======== Records supplied ========

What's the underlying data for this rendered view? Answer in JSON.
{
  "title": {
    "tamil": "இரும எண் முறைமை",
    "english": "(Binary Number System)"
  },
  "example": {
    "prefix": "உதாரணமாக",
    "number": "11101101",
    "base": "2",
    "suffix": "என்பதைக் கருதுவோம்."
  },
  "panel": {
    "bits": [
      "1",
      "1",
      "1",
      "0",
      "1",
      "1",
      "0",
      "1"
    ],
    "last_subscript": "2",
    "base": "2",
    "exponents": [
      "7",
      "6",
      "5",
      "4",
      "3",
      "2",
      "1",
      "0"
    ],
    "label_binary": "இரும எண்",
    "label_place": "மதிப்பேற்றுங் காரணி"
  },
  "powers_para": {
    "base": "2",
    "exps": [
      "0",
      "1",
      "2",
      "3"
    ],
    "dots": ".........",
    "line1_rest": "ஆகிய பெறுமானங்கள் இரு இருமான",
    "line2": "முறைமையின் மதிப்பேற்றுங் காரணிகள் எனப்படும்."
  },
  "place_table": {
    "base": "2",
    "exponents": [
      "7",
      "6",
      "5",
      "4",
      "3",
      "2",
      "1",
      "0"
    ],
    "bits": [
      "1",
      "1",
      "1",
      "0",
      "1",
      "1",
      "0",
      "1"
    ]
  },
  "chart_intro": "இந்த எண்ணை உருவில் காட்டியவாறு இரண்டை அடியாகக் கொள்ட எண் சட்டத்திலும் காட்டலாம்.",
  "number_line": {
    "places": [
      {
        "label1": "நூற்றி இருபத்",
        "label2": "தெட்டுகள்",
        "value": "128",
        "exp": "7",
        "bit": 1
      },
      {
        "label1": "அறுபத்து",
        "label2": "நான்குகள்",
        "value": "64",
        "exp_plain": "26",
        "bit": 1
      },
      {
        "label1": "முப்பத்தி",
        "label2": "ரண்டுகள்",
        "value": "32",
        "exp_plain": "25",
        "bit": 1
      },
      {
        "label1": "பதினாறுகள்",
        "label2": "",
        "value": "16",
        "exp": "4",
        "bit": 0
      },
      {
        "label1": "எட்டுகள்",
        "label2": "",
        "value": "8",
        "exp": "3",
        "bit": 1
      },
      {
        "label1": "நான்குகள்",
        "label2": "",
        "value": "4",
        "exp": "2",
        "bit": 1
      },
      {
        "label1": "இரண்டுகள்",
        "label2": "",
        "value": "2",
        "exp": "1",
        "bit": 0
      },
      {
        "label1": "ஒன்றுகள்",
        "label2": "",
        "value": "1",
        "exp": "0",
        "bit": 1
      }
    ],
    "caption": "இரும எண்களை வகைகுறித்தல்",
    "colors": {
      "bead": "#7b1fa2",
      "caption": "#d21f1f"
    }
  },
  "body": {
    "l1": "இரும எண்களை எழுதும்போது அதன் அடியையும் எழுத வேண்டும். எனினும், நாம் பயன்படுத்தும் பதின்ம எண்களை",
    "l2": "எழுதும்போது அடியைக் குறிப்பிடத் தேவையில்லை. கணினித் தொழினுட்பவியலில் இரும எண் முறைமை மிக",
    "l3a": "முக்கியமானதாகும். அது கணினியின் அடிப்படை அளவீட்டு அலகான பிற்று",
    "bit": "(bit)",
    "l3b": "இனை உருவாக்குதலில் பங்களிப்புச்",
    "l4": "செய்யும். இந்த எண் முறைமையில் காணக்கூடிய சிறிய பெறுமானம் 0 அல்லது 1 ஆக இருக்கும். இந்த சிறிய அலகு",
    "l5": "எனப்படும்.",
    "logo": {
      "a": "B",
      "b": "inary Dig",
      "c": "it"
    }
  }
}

========
======== Records supplied ========

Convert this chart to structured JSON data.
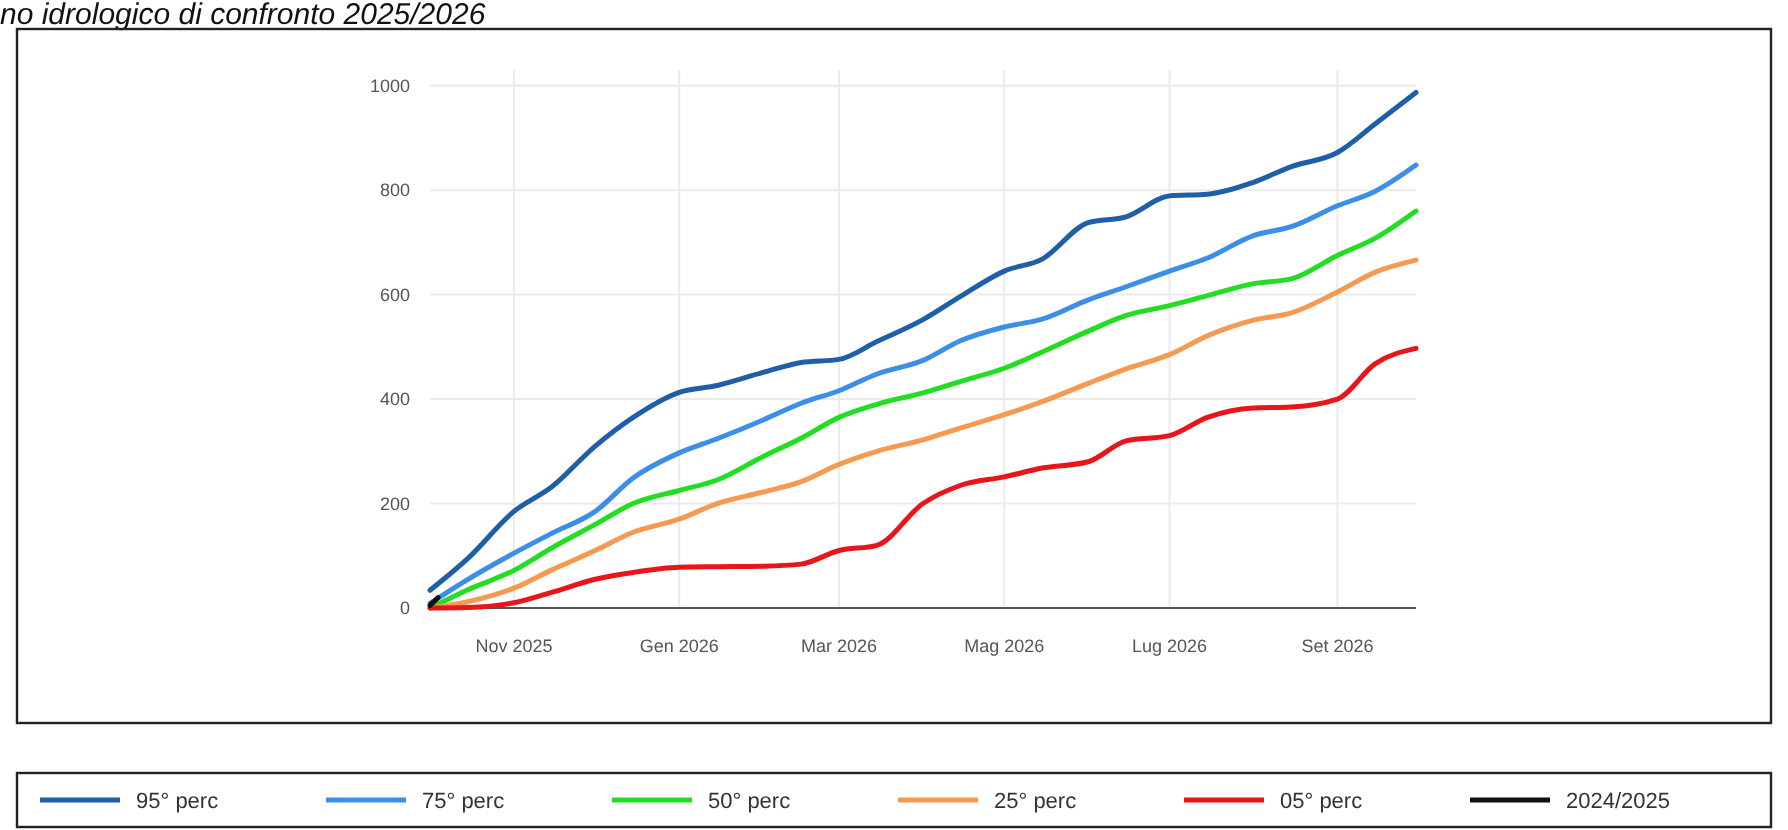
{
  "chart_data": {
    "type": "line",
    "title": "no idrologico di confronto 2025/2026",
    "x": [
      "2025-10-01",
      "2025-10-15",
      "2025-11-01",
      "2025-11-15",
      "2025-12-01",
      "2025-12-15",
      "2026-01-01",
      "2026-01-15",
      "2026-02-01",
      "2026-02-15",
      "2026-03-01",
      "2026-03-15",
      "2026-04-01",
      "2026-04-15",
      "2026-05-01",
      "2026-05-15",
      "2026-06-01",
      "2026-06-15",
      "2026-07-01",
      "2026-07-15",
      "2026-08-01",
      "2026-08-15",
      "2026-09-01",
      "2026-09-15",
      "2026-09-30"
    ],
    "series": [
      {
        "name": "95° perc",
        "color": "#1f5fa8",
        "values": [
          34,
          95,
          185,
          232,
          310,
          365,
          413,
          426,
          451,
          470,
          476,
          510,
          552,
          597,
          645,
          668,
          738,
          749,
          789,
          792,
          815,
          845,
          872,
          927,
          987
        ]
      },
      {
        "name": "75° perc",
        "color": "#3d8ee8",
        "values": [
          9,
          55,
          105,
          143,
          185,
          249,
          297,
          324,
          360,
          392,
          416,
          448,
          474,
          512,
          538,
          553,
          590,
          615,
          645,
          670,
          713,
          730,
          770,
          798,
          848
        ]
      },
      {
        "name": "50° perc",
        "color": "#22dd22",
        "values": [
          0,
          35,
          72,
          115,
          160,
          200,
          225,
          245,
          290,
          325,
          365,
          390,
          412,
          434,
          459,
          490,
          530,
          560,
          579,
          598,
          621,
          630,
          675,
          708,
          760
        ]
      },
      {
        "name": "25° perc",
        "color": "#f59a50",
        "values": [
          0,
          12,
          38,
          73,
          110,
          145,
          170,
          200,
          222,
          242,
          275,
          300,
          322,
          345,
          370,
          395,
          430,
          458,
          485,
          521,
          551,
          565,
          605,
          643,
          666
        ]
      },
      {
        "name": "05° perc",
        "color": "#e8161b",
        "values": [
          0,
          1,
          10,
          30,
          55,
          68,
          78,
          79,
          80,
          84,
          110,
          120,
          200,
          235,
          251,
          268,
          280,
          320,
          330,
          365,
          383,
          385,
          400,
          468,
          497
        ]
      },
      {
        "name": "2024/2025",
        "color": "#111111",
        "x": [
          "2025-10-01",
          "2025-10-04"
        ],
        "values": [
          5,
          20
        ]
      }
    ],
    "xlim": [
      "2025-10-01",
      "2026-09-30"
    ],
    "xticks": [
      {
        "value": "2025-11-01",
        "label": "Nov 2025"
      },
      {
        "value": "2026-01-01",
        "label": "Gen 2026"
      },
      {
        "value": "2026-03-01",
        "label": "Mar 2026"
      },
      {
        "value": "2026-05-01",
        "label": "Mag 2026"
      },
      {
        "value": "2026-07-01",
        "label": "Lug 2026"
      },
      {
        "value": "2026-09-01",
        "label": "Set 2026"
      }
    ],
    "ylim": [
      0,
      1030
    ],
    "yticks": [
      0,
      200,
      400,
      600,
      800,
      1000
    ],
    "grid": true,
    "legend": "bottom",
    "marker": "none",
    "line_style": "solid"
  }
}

========
======== Records supplied ========

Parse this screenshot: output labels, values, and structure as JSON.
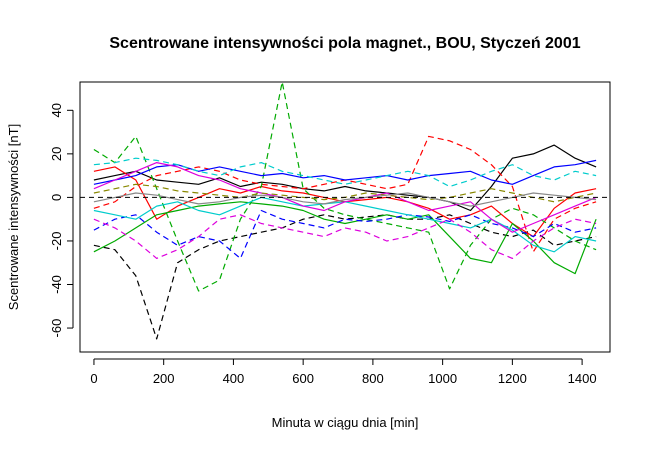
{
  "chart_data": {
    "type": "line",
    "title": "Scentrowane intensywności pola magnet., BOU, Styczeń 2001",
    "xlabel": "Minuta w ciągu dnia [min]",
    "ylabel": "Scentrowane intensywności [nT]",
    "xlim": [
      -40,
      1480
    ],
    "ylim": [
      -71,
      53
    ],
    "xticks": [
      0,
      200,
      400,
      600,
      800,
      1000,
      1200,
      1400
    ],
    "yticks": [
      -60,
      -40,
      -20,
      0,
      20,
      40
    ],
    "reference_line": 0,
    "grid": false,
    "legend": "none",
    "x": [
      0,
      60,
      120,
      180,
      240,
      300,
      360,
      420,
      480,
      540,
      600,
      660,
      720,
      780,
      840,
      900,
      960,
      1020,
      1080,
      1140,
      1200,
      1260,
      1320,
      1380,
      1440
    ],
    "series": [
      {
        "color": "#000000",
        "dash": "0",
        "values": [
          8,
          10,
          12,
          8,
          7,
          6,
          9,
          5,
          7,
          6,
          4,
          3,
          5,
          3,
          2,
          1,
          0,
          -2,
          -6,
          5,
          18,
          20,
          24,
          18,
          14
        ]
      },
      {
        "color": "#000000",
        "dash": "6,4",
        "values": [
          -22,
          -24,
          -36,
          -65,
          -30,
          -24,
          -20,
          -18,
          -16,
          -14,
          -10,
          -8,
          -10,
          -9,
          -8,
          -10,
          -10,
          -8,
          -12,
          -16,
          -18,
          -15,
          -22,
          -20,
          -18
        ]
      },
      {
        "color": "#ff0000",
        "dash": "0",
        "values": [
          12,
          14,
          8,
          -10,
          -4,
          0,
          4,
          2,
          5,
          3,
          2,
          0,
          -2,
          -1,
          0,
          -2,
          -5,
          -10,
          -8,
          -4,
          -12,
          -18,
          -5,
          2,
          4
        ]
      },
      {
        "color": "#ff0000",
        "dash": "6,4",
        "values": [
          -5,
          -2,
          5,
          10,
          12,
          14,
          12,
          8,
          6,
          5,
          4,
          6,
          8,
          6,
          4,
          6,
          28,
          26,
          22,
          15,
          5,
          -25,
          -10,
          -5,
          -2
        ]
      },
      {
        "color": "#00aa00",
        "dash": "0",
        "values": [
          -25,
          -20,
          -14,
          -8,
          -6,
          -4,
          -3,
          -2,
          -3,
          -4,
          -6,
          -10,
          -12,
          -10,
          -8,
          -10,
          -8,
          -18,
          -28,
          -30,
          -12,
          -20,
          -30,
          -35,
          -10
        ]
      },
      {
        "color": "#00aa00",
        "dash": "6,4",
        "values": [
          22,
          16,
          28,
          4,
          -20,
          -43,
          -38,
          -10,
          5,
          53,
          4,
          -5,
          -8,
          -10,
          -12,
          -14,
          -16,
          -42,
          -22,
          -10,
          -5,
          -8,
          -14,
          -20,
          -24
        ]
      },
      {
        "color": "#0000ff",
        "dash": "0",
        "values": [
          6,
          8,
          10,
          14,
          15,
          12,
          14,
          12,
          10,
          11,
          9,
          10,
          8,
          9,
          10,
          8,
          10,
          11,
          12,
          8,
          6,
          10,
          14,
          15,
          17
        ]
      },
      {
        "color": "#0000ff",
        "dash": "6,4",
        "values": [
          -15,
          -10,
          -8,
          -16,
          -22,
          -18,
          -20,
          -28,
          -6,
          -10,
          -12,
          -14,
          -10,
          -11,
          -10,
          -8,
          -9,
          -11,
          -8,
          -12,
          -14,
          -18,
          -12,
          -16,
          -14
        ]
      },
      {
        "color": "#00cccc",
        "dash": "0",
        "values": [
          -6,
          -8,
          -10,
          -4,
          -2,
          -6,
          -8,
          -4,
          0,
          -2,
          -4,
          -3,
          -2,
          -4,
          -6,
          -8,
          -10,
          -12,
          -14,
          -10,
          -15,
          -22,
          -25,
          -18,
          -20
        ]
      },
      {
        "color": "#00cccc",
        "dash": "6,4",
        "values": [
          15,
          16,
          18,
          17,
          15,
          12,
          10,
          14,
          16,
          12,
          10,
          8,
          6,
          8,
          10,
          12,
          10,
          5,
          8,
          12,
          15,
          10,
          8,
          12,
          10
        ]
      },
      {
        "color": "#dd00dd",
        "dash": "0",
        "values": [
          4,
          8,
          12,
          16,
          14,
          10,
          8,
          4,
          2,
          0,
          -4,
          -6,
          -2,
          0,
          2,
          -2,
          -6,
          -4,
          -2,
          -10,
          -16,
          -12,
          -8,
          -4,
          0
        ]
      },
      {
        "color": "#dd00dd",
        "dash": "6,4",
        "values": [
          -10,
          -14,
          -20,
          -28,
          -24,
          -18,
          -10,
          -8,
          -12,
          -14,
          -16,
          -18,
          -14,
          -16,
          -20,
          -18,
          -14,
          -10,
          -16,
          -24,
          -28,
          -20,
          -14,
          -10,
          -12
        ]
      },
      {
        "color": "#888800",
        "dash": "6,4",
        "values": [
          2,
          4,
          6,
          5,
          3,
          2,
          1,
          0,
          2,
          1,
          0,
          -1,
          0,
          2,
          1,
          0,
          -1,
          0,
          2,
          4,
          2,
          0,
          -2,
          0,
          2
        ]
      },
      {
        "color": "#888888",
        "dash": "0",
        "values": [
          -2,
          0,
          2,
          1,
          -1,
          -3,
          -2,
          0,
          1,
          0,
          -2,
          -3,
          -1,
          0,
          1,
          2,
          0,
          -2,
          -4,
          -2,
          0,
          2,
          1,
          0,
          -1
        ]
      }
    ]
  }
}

========

§ **Brief**: Filter the records for lines holding the string "perc". Copy each one.

§ **Response to this exercise**:
        "name": "95° perc",
        "name": "75° perc",
        "name": "50° perc",
        "name": "25° perc",
        "name": "05° perc",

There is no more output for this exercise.